** Start **

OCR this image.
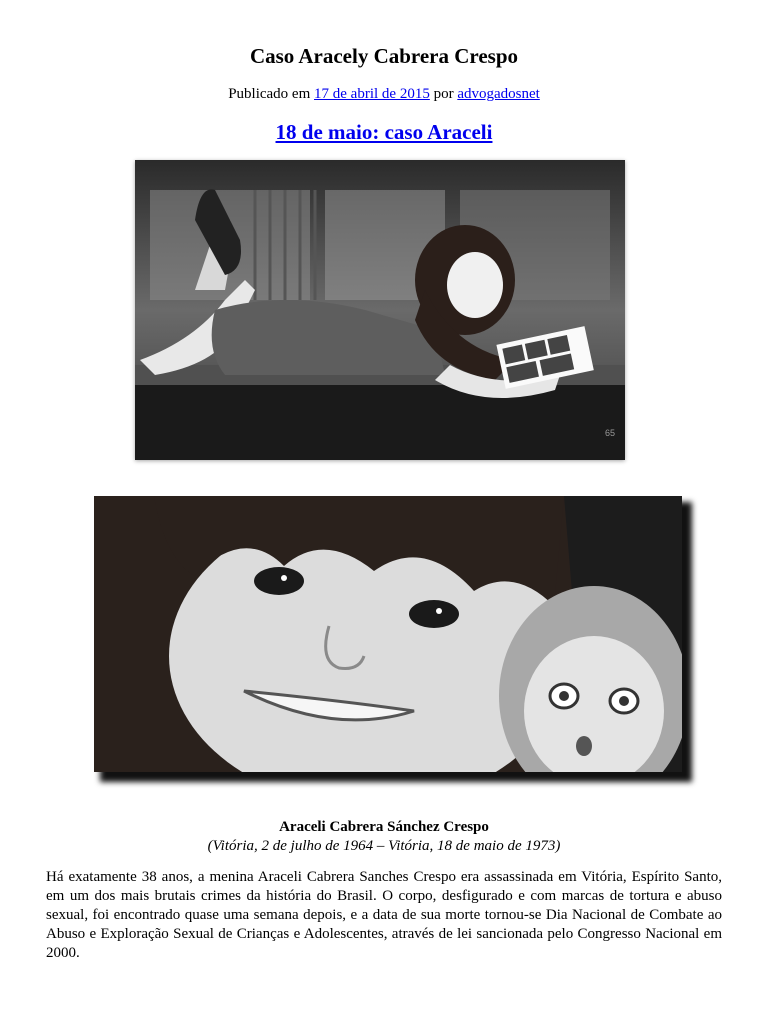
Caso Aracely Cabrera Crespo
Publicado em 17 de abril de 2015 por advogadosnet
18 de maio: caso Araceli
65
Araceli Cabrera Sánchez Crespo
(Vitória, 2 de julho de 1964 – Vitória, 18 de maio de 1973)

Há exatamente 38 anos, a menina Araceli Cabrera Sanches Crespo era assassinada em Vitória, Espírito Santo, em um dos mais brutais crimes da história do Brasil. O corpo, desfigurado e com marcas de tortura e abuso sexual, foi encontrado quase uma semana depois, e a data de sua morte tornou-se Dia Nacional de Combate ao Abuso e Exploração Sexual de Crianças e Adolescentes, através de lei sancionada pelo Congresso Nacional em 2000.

** End **

Task requirements:
How many of these lines contain "Cabrera"? Write only the number.

Written response:
3